§ **GOAL**:
Would you restate all the data that follows, word for word?

Data entries:
## start

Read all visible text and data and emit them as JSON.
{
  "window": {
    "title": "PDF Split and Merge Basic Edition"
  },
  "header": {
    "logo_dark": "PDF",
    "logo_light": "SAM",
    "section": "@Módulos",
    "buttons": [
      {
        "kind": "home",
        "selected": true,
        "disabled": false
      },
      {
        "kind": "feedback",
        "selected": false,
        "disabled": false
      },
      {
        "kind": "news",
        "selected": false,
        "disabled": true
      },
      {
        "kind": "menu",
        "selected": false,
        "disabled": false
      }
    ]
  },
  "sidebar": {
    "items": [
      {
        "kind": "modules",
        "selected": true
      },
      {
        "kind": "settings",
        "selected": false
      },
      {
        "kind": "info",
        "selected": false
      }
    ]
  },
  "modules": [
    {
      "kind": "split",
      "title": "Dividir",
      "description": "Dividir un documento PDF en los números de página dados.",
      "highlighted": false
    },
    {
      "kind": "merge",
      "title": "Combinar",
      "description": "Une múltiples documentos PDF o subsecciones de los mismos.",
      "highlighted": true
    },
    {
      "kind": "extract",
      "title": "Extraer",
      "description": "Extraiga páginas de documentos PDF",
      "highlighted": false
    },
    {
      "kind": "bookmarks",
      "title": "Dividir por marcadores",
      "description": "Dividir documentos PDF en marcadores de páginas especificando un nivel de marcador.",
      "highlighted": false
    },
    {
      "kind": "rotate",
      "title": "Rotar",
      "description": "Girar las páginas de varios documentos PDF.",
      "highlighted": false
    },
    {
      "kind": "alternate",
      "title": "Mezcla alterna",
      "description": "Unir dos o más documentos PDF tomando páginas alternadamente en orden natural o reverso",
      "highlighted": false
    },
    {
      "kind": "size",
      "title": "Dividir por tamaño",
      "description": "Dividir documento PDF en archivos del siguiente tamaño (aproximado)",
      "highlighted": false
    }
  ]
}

## end

§ **WRITTEN RESPONSE**:
Read all visible text and data and emit them as JSON.
{
  "window": {
    "title": "PDF Split and Merge Basic Edition"
  },
  "header": {
    "logo_dark": "PDF",
    "logo_light": "SAM",
    "section": "@Módulos",
    "buttons": [
      {
        "kind": "home",
        "selected": true,
        "disabled": false
      },
      {
        "kind": "feedback",
        "selected": false,
        "disabled": false
      },
      {
        "kind": "news",
        "selected": false,
        "disabled": true
      },
      {
        "kind": "menu",
        "selected": false,
        "disabled": false
      }
    ]
  },
  "sidebar": {
    "items": [
      {
        "kind": "modules",
        "selected": true
      },
      {
        "kind": "settings",
        "selected": false
      },
      {
        "kind": "info",
        "selected": false
      }
    ]
  },
  "modules": [
    {
      "kind": "split",
      "title": "Dividir",
      "description": "Dividir un documento PDF en los números de página dados.",
      "highlighted": false
    },
    {
      "kind": "merge",
      "title": "Combinar",
      "description": "Une múltiples documentos PDF o subsecciones de los mismos.",
      "highlighted": true
    },
    {
      "kind": "extract",
      "title": "Extraer",
      "description": "Extraiga páginas de documentos PDF",
      "highlighted": false
    },
    {
      "kind": "bookmarks",
      "title": "Dividir por marcadores",
      "description": "Dividir documentos PDF en marcadores de páginas especificando un nivel de marcador.",
      "highlighted": false
    },
    {
      "kind": "rotate",
      "title": "Rotar",
      "description": "Girar las páginas de varios documentos PDF.",
      "highlighted": false
    },
    {
      "kind": "alternate",
      "title": "Mezcla alterna",
      "description": "Unir dos o más documentos PDF tomando páginas alternadamente en orden natural o reverso",
      "highlighted": false
    },
    {
      "kind": "size",
      "title": "Dividir por tamaño",
      "description": "Dividir documento PDF en archivos del siguiente tamaño (aproximado)",
      "highlighted": false
    }
  ]
}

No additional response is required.